_Problem details_. Go through the records and copy each line where the word "perkenalkan" occurs.

_Entries_.
----------------------------------------
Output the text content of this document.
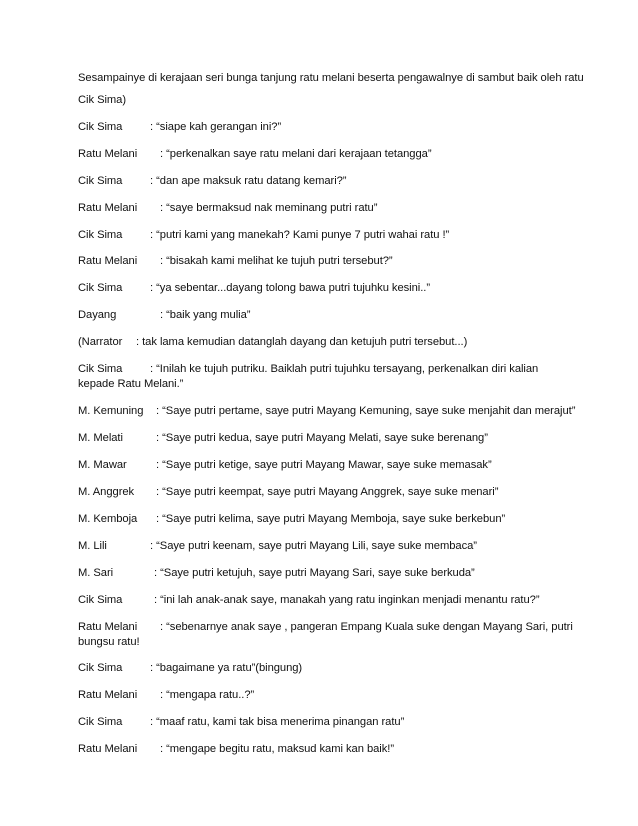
Sesampainye di kerajaan seri bunga tanjung ratu melani beserta pengawalnye di sambut baik oleh ratu
Cik Sima)
Cik Sima : “siape kah gerangan ini?”
Ratu Melani : “perkenalkan saye ratu melani dari kerajaan tetangga”
Cik Sima : “dan ape maksuk ratu datang kemari?”
Ratu Melani : “saye bermaksud nak meminang putri ratu”
Cik Sima : “putri kami yang manekah? Kami punye 7 putri wahai ratu !”
Ratu Melani : “bisakah kami melihat ke tujuh putri tersebut?”
Cik Sima : “ya sebentar...dayang tolong bawa putri tujuhku kesini..”
Dayang	: “baik yang mulia”
(Narrator : tak lama kemudian datanglah dayang dan ketujuh putri tersebut...)
Cik Sima : “Inilah ke tujuh putriku. Baiklah putri tujuhku tersayang, perkenalkan diri kalian
kepade Ratu Melani.”
M. Kemuning : “Saye putri pertame, saye putri Mayang Kemuning, saye suke menjahit dan merajut”
M. Melati	: “Saye putri kedua, saye putri Mayang Melati, saye suke berenang”
M. Mawar	: “Saye putri ketige, saye putri Mayang Mawar, saye suke memasak”
M. Anggrek : “Saye putri keempat, saye putri Mayang Anggrek, saye suke menari”
M. Kemboja : “Saye putri kelima, saye putri Mayang Memboja, saye suke berkebun”
M. Lili	: “Saye putri keenam, saye putri Mayang Lili, saye suke membaca”
M. Sari	: “Saye putri ketujuh, saye putri Mayang Sari, saye suke berkuda”
Cik Sima	: “ini lah anak-anak saye, manakah yang ratu inginkan menjadi menantu ratu?”
Ratu Melani : “sebenarnye anak saye , pangeran Empang Kuala suke dengan Mayang Sari, putri
bungsu ratu!
Cik Sima : “bagaimane ya ratu”(bingung)
Ratu Melani : “mengapa ratu..?”
Cik Sima : “maaf ratu, kami tak bisa menerima pinangan ratu”
Ratu Melani : “mengape begitu ratu, maksud kami kan baik!”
----------------------------------------
_Task output_.
Ratu Melani : “perkenalkan saye ratu melani dari kerajaan tetangga”
Cik Sima : “Inilah ke tujuh putriku. Baiklah putri tujuhku tersayang, perkenalkan diri kalian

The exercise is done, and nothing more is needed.